## BEGIN

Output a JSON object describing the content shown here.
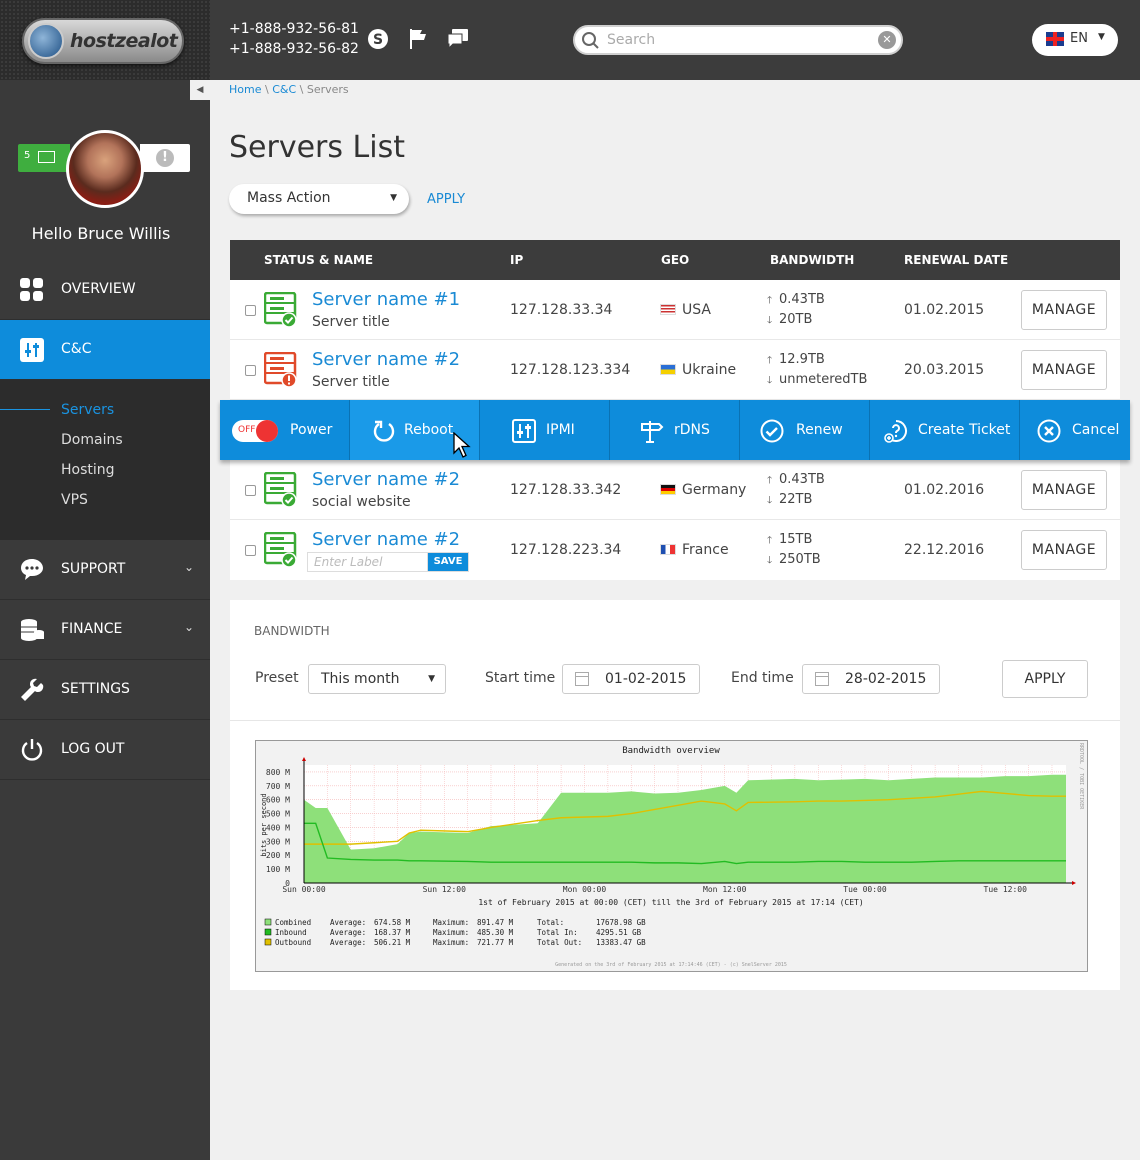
{
  "brand": {
    "name": "hostzealot"
  },
  "header": {
    "phone1": "+1-888-932-56-81",
    "phone2": "+1-888-932-56-82",
    "search_placeholder": "Search",
    "lang": "EN"
  },
  "user": {
    "mail_count": "5",
    "greeting": "Hello",
    "name": "Bruce Willis"
  },
  "nav": {
    "overview": "OVERVIEW",
    "cc": "C&C",
    "sub": [
      "Servers",
      "Domains",
      "Hosting",
      "VPS"
    ],
    "support": "SUPPORT",
    "finance": "FINANCE",
    "settings": "SETTINGS",
    "logout": "LOG OUT"
  },
  "breadcrumb": {
    "home": "Home",
    "cc": "C&C",
    "current": "Servers",
    "sep": " \\ "
  },
  "page": {
    "title": "Servers List",
    "mass_action": "Mass Action",
    "apply": "APPLY"
  },
  "table": {
    "headers": [
      "STATUS & NAME",
      "IP",
      "GEO",
      "BANDWIDTH",
      "RENEWAL DATE"
    ],
    "manage_label": "MANAGE",
    "rows": [
      {
        "name": "Server name #1",
        "subtitle": "Server title",
        "ip": "127.128.33.34",
        "geo": "USA",
        "bw_up": "0.43TB",
        "bw_down": "20TB",
        "renewal": "01.02.2015",
        "status": "ok"
      },
      {
        "name": "Server name #2",
        "subtitle": "Server title",
        "ip": "127.128.123.334",
        "geo": "Ukraine",
        "bw_up": "12.9TB",
        "bw_down": "unmeteredTB",
        "renewal": "20.03.2015",
        "status": "error"
      },
      {
        "name": "Server name #2",
        "subtitle": "social website",
        "ip": "127.128.33.342",
        "geo": "Germany",
        "bw_up": "0.43TB",
        "bw_down": "22TB",
        "renewal": "01.02.2016",
        "status": "ok"
      },
      {
        "name": "Server name #2",
        "subtitle": "",
        "ip": "127.128.223.34",
        "geo": "France",
        "bw_up": "15TB",
        "bw_down": "250TB",
        "renewal": "22.12.2016",
        "status": "ok"
      }
    ],
    "label_placeholder": "Enter Label",
    "save": "SAVE"
  },
  "actions": {
    "toggle": "OFF",
    "power": "Power",
    "reboot": "Reboot",
    "ipmi": "IPMI",
    "rdns": "rDNS",
    "renew": "Renew",
    "ticket": "Create Ticket",
    "cancel": "Cancel"
  },
  "bandwidth": {
    "title": "BANDWIDTH",
    "preset_label": "Preset",
    "preset_value": "This month",
    "start_label": "Start time",
    "start_value": "01-02-2015",
    "end_label": "End time",
    "end_value": "28-02-2015",
    "apply": "APPLY"
  },
  "chart_data": {
    "type": "area",
    "title": "Bandwidth overview",
    "ylabel": "bits per second",
    "yticks": [
      "800 M",
      "700 M",
      "600 M",
      "500 M",
      "400 M",
      "300 M",
      "200 M",
      "100 M",
      "0"
    ],
    "xticks": [
      "Sun 00:00",
      "Sun 12:00",
      "Mon 00:00",
      "Mon 12:00",
      "Tue 00:00",
      "Tue 12:00"
    ],
    "subtitle": "1st of February 2015 at 00:00 (CET) till the 3rd of February 2015 at 17:14 (CET)",
    "side_text": "RRDTOOL / TOBI OETIKER",
    "footer": "Generated on the 3rd of February 2015 at 17:14:46 (CET) - (c) SnelServer 2015",
    "ylim": [
      0,
      850
    ],
    "legend": [
      {
        "name": "Combined",
        "color": "#8ee07a",
        "avg": "674.58 M",
        "max": "891.47 M",
        "total_label": "Total:",
        "total": "17678.98 GB"
      },
      {
        "name": "Inbound",
        "color": "#22bb22",
        "avg": "168.37 M",
        "max": "485.30 M",
        "total_label": "Total In:",
        "total": "4295.51 GB"
      },
      {
        "name": "Outbound",
        "color": "#e0c000",
        "avg": "506.21 M",
        "max": "721.77 M",
        "total_label": "Total Out:",
        "total": "13383.47 GB"
      }
    ],
    "legend_labels": {
      "average": "Average:",
      "maximum": "Maximum:"
    },
    "series": [
      {
        "name": "Combined",
        "x_hours": [
          0,
          1,
          2,
          4,
          6,
          8,
          9,
          10,
          14,
          16,
          20,
          22,
          26,
          28,
          30,
          32,
          34,
          36,
          37,
          38,
          42,
          44,
          46,
          48,
          50,
          52,
          54,
          56,
          58,
          60,
          62,
          64,
          65.2
        ],
        "values": [
          600,
          540,
          540,
          240,
          250,
          280,
          360,
          370,
          360,
          410,
          430,
          650,
          650,
          660,
          645,
          650,
          670,
          700,
          650,
          740,
          750,
          740,
          745,
          750,
          740,
          750,
          760,
          760,
          760,
          770,
          770,
          780,
          780
        ]
      },
      {
        "name": "Outbound",
        "x_hours": [
          0,
          1,
          2,
          4,
          6,
          8,
          9,
          10,
          14,
          16,
          20,
          22,
          26,
          28,
          30,
          32,
          34,
          36,
          37,
          38,
          42,
          44,
          46,
          48,
          50,
          52,
          54,
          56,
          58,
          60,
          62,
          64,
          65.2
        ],
        "values": [
          280,
          280,
          280,
          280,
          290,
          300,
          360,
          380,
          370,
          400,
          450,
          470,
          480,
          500,
          530,
          560,
          590,
          570,
          520,
          580,
          585,
          590,
          590,
          595,
          600,
          610,
          620,
          640,
          660,
          645,
          630,
          625,
          625
        ]
      },
      {
        "name": "Inbound",
        "x_hours": [
          0,
          1,
          2,
          4,
          6,
          8,
          9,
          10,
          14,
          16,
          20,
          22,
          26,
          28,
          30,
          32,
          34,
          36,
          37,
          38,
          42,
          44,
          46,
          48,
          50,
          52,
          54,
          56,
          58,
          60,
          62,
          64,
          65.2
        ],
        "values": [
          430,
          430,
          180,
          170,
          165,
          165,
          160,
          160,
          155,
          150,
          150,
          150,
          150,
          150,
          145,
          145,
          140,
          155,
          140,
          150,
          150,
          155,
          155,
          150,
          150,
          150,
          155,
          160,
          160,
          160,
          160,
          160,
          160
        ]
      }
    ],
    "colors": {
      "combined": "#8ee07a",
      "inbound": "#22bb22",
      "outbound": "#e0c000",
      "grid": "#f4b5b5"
    }
  }
}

## END

Restate the data above exactly, stripping out each image.

Output a JSON object describing the content shown here.
{
  "brand": {
    "name": "hostzealot"
  },
  "header": {
    "phone1": "+1-888-932-56-81",
    "phone2": "+1-888-932-56-82",
    "search_placeholder": "Search",
    "lang": "EN"
  },
  "user": {
    "mail_count": "5",
    "greeting": "Hello",
    "name": "Bruce Willis"
  },
  "nav": {
    "overview": "OVERVIEW",
    "cc": "C&C",
    "sub": [
      "Servers",
      "Domains",
      "Hosting",
      "VPS"
    ],
    "support": "SUPPORT",
    "finance": "FINANCE",
    "settings": "SETTINGS",
    "logout": "LOG OUT"
  },
  "breadcrumb": {
    "home": "Home",
    "cc": "C&C",
    "current": "Servers",
    "sep": " \\ "
  },
  "page": {
    "title": "Servers List",
    "mass_action": "Mass Action",
    "apply": "APPLY"
  },
  "table": {
    "headers": [
      "STATUS & NAME",
      "IP",
      "GEO",
      "BANDWIDTH",
      "RENEWAL DATE"
    ],
    "manage_label": "MANAGE",
    "rows": [
      {
        "name": "Server name #1",
        "subtitle": "Server title",
        "ip": "127.128.33.34",
        "geo": "USA",
        "bw_up": "0.43TB",
        "bw_down": "20TB",
        "renewal": "01.02.2015",
        "status": "ok"
      },
      {
        "name": "Server name #2",
        "subtitle": "Server title",
        "ip": "127.128.123.334",
        "geo": "Ukraine",
        "bw_up": "12.9TB",
        "bw_down": "unmeteredTB",
        "renewal": "20.03.2015",
        "status": "error"
      },
      {
        "name": "Server name #2",
        "subtitle": "social website",
        "ip": "127.128.33.342",
        "geo": "Germany",
        "bw_up": "0.43TB",
        "bw_down": "22TB",
        "renewal": "01.02.2016",
        "status": "ok"
      },
      {
        "name": "Server name #2",
        "subtitle": "",
        "ip": "127.128.223.34",
        "geo": "France",
        "bw_up": "15TB",
        "bw_down": "250TB",
        "renewal": "22.12.2016",
        "status": "ok"
      }
    ],
    "label_placeholder": "Enter Label",
    "save": "SAVE"
  },
  "actions": {
    "toggle": "OFF",
    "power": "Power",
    "reboot": "Reboot",
    "ipmi": "IPMI",
    "rdns": "rDNS",
    "renew": "Renew",
    "ticket": "Create Ticket",
    "cancel": "Cancel"
  },
  "bandwidth": {
    "title": "BANDWIDTH",
    "preset_label": "Preset",
    "preset_value": "This month",
    "start_label": "Start time",
    "start_value": "01-02-2015",
    "end_label": "End time",
    "end_value": "28-02-2015",
    "apply": "APPLY"
  },
  "chart_data": {
    "type": "area",
    "title": "Bandwidth overview",
    "ylabel": "bits per second",
    "yticks": [
      "800 M",
      "700 M",
      "600 M",
      "500 M",
      "400 M",
      "300 M",
      "200 M",
      "100 M",
      "0"
    ],
    "xticks": [
      "Sun 00:00",
      "Sun 12:00",
      "Mon 00:00",
      "Mon 12:00",
      "Tue 00:00",
      "Tue 12:00"
    ],
    "subtitle": "1st of February 2015 at 00:00 (CET) till the 3rd of February 2015 at 17:14 (CET)",
    "side_text": "RRDTOOL / TOBI OETIKER",
    "footer": "Generated on the 3rd of February 2015 at 17:14:46 (CET) - (c) SnelServer 2015",
    "ylim": [
      0,
      850
    ],
    "legend": [
      {
        "name": "Combined",
        "color": "#8ee07a",
        "avg": "674.58 M",
        "max": "891.47 M",
        "total_label": "Total:",
        "total": "17678.98 GB"
      },
      {
        "name": "Inbound",
        "color": "#22bb22",
        "avg": "168.37 M",
        "max": "485.30 M",
        "total_label": "Total In:",
        "total": "4295.51 GB"
      },
      {
        "name": "Outbound",
        "color": "#e0c000",
        "avg": "506.21 M",
        "max": "721.77 M",
        "total_label": "Total Out:",
        "total": "13383.47 GB"
      }
    ],
    "legend_labels": {
      "average": "Average:",
      "maximum": "Maximum:"
    },
    "series": [
      {
        "name": "Combined",
        "x_hours": [
          0,
          1,
          2,
          4,
          6,
          8,
          9,
          10,
          14,
          16,
          20,
          22,
          26,
          28,
          30,
          32,
          34,
          36,
          37,
          38,
          42,
          44,
          46,
          48,
          50,
          52,
          54,
          56,
          58,
          60,
          62,
          64,
          65.2
        ],
        "values": [
          600,
          540,
          540,
          240,
          250,
          280,
          360,
          370,
          360,
          410,
          430,
          650,
          650,
          660,
          645,
          650,
          670,
          700,
          650,
          740,
          750,
          740,
          745,
          750,
          740,
          750,
          760,
          760,
          760,
          770,
          770,
          780,
          780
        ]
      },
      {
        "name": "Outbound",
        "x_hours": [
          0,
          1,
          2,
          4,
          6,
          8,
          9,
          10,
          14,
          16,
          20,
          22,
          26,
          28,
          30,
          32,
          34,
          36,
          37,
          38,
          42,
          44,
          46,
          48,
          50,
          52,
          54,
          56,
          58,
          60,
          62,
          64,
          65.2
        ],
        "values": [
          280,
          280,
          280,
          280,
          290,
          300,
          360,
          380,
          370,
          400,
          450,
          470,
          480,
          500,
          530,
          560,
          590,
          570,
          520,
          580,
          585,
          590,
          590,
          595,
          600,
          610,
          620,
          640,
          660,
          645,
          630,
          625,
          625
        ]
      },
      {
        "name": "Inbound",
        "x_hours": [
          0,
          1,
          2,
          4,
          6,
          8,
          9,
          10,
          14,
          16,
          20,
          22,
          26,
          28,
          30,
          32,
          34,
          36,
          37,
          38,
          42,
          44,
          46,
          48,
          50,
          52,
          54,
          56,
          58,
          60,
          62,
          64,
          65.2
        ],
        "values": [
          430,
          430,
          180,
          170,
          165,
          165,
          160,
          160,
          155,
          150,
          150,
          150,
          150,
          150,
          145,
          145,
          140,
          155,
          140,
          150,
          150,
          155,
          155,
          150,
          150,
          150,
          155,
          160,
          160,
          160,
          160,
          160,
          160
        ]
      }
    ],
    "colors": {
      "combined": "#8ee07a",
      "inbound": "#22bb22",
      "outbound": "#e0c000",
      "grid": "#f4b5b5"
    }
  }
}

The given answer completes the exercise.